* **Work instructions**
Return the records in full, exactly as given.

Items from a figure collection:
╔══
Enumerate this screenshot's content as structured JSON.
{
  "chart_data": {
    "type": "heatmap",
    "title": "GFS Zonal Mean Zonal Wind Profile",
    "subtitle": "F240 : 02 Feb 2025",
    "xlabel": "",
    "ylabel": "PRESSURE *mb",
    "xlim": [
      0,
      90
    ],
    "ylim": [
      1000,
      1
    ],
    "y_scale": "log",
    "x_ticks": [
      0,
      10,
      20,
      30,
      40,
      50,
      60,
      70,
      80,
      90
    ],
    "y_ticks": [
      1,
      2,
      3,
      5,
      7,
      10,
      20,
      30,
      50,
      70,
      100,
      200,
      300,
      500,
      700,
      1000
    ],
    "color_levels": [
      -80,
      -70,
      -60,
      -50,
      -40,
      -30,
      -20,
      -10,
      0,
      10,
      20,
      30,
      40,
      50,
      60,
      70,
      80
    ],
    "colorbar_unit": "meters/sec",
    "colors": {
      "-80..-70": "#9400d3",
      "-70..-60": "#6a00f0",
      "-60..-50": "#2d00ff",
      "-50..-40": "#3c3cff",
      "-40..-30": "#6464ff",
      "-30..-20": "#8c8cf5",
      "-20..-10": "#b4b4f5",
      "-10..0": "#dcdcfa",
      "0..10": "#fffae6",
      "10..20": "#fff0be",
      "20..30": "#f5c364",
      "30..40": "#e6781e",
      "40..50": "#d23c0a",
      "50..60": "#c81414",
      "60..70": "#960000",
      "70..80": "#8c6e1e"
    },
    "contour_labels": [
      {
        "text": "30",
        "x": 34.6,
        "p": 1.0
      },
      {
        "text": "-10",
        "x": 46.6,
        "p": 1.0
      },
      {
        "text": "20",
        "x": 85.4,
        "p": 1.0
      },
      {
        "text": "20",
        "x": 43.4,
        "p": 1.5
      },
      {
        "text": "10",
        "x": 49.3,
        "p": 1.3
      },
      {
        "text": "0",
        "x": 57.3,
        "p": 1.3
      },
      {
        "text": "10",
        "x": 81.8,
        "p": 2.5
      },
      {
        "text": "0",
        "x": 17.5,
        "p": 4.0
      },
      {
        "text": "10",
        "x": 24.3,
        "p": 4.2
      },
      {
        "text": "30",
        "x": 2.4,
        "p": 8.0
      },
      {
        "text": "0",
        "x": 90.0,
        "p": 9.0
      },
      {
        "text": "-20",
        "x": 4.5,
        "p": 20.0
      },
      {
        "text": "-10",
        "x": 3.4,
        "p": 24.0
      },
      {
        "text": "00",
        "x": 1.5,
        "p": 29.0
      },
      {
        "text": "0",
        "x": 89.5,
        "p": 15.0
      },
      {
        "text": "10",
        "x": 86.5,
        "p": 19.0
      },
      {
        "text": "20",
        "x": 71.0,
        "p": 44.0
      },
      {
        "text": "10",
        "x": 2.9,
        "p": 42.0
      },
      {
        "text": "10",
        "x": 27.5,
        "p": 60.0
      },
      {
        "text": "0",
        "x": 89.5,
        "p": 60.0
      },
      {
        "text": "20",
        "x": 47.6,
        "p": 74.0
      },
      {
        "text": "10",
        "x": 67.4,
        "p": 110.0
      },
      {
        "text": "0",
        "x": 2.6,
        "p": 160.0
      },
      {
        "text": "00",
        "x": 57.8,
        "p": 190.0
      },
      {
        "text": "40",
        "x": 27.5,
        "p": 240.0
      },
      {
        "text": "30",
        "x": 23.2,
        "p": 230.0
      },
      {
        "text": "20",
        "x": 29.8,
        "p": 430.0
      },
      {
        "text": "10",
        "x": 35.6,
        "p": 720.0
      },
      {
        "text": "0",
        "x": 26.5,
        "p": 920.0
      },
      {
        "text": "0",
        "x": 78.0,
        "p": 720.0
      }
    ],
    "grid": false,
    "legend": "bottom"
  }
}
╚══
* **Final result**
Enumerate this screenshot's content as structured JSON.
{
  "chart_data": {
    "type": "heatmap",
    "title": "GFS Zonal Mean Zonal Wind Profile",
    "subtitle": "F240 : 02 Feb 2025",
    "xlabel": "",
    "ylabel": "PRESSURE *mb",
    "xlim": [
      0,
      90
    ],
    "ylim": [
      1000,
      1
    ],
    "y_scale": "log",
    "x_ticks": [
      0,
      10,
      20,
      30,
      40,
      50,
      60,
      70,
      80,
      90
    ],
    "y_ticks": [
      1,
      2,
      3,
      5,
      7,
      10,
      20,
      30,
      50,
      70,
      100,
      200,
      300,
      500,
      700,
      1000
    ],
    "color_levels": [
      -80,
      -70,
      -60,
      -50,
      -40,
      -30,
      -20,
      -10,
      0,
      10,
      20,
      30,
      40,
      50,
      60,
      70,
      80
    ],
    "colorbar_unit": "meters/sec",
    "colors": {
      "-80..-70": "#9400d3",
      "-70..-60": "#6a00f0",
      "-60..-50": "#2d00ff",
      "-50..-40": "#3c3cff",
      "-40..-30": "#6464ff",
      "-30..-20": "#8c8cf5",
      "-20..-10": "#b4b4f5",
      "-10..0": "#dcdcfa",
      "0..10": "#fffae6",
      "10..20": "#fff0be",
      "20..30": "#f5c364",
      "30..40": "#e6781e",
      "40..50": "#d23c0a",
      "50..60": "#c81414",
      "60..70": "#960000",
      "70..80": "#8c6e1e"
    },
    "contour_labels": [
      {
        "text": "30",
        "x": 34.6,
        "p": 1.0
      },
      {
        "text": "-10",
        "x": 46.6,
        "p": 1.0
      },
      {
        "text": "20",
        "x": 85.4,
        "p": 1.0
      },
      {
        "text": "20",
        "x": 43.4,
        "p": 1.5
      },
      {
        "text": "10",
        "x": 49.3,
        "p": 1.3
      },
      {
        "text": "0",
        "x": 57.3,
        "p": 1.3
      },
      {
        "text": "10",
        "x": 81.8,
        "p": 2.5
      },
      {
        "text": "0",
        "x": 17.5,
        "p": 4.0
      },
      {
        "text": "10",
        "x": 24.3,
        "p": 4.2
      },
      {
        "text": "30",
        "x": 2.4,
        "p": 8.0
      },
      {
        "text": "0",
        "x": 90.0,
        "p": 9.0
      },
      {
        "text": "-20",
        "x": 4.5,
        "p": 20.0
      },
      {
        "text": "-10",
        "x": 3.4,
        "p": 24.0
      },
      {
        "text": "00",
        "x": 1.5,
        "p": 29.0
      },
      {
        "text": "0",
        "x": 89.5,
        "p": 15.0
      },
      {
        "text": "10",
        "x": 86.5,
        "p": 19.0
      },
      {
        "text": "20",
        "x": 71.0,
        "p": 44.0
      },
      {
        "text": "10",
        "x": 2.9,
        "p": 42.0
      },
      {
        "text": "10",
        "x": 27.5,
        "p": 60.0
      },
      {
        "text": "0",
        "x": 89.5,
        "p": 60.0
      },
      {
        "text": "20",
        "x": 47.6,
        "p": 74.0
      },
      {
        "text": "10",
        "x": 67.4,
        "p": 110.0
      },
      {
        "text": "0",
        "x": 2.6,
        "p": 160.0
      },
      {
        "text": "00",
        "x": 57.8,
        "p": 190.0
      },
      {
        "text": "40",
        "x": 27.5,
        "p": 240.0
      },
      {
        "text": "30",
        "x": 23.2,
        "p": 230.0
      },
      {
        "text": "20",
        "x": 29.8,
        "p": 430.0
      },
      {
        "text": "10",
        "x": 35.6,
        "p": 720.0
      },
      {
        "text": "0",
        "x": 26.5,
        "p": 920.0
      },
      {
        "text": "0",
        "x": 78.0,
        "p": 720.0
      }
    ],
    "grid": false,
    "legend": "bottom"
  }
}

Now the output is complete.